**Task details**
Would you repeat the listing exactly but omit every picture?

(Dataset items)
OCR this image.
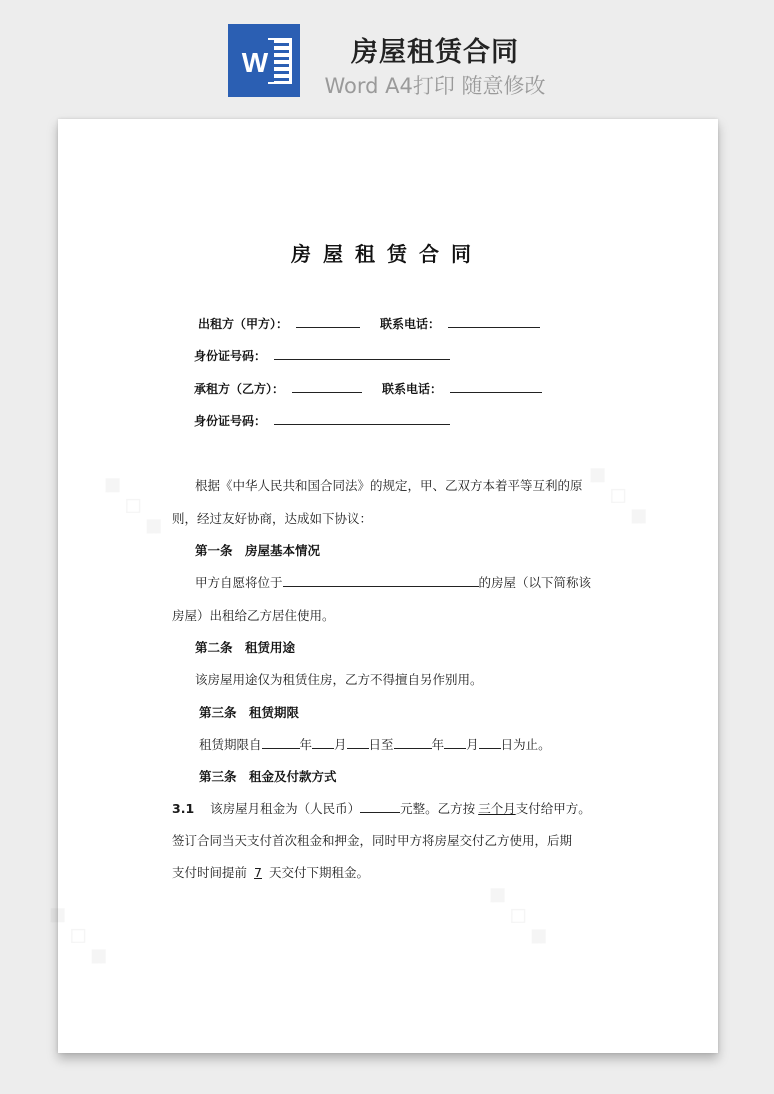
W	房屋租赁合同
Word A4打印 随意修改
◆ ◇ ◆	◆ ◇ ◆
◆ ◇ ◆	◆ ◇ ◆
房屋租赁合同
出租方（甲方）：	联系电话：
身份证号码：
承租方（乙方）：	联系电话：
身份证号码：
根据《中华人民共和国合同法》的规定，甲、乙双方本着平等互利的原
则，经过友好协商，达成如下协议：
第一条　房屋基本情况
甲方自愿将位于	的房屋（以下简称该
房屋）出租给乙方居住使用。
第二条　租赁用途
该房屋用途仅为租赁住房，乙方不得擅自另作别用。
第三条　租赁期限
租赁期限自	年 月 日至	年 月 日为止。
第三条　租金及付款方式
3.1 该房屋月租金为（人民币）	元整。乙方按 三个月支付给甲方。
签订合同当天支付首次租金和押金，同时甲方将房屋交付乙方使用，后期
支付时间提前 7 天交付下期租金。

**Output**
OCR this image.
W	房屋租赁合同
Word A4打印 随意修改
◆ ◇ ◆	◆ ◇ ◆
◆ ◇ ◆	◆ ◇ ◆
房屋租赁合同
出租方（甲方）：	联系电话：
身份证号码：
承租方（乙方）：	联系电话：
身份证号码：
根据《中华人民共和国合同法》的规定，甲、乙双方本着平等互利的原
则，经过友好协商，达成如下协议：
第一条　房屋基本情况
甲方自愿将位于	的房屋（以下简称该
房屋）出租给乙方居住使用。
第二条　租赁用途
该房屋用途仅为租赁住房，乙方不得擅自另作别用。
第三条　租赁期限
租赁期限自	年 月 日至	年 月 日为止。
第三条　租金及付款方式
3.1 该房屋月租金为（人民币）	元整。乙方按 三个月支付给甲方。
签订合同当天支付首次租金和押金，同时甲方将房屋交付乙方使用，后期
支付时间提前 7 天交付下期租金。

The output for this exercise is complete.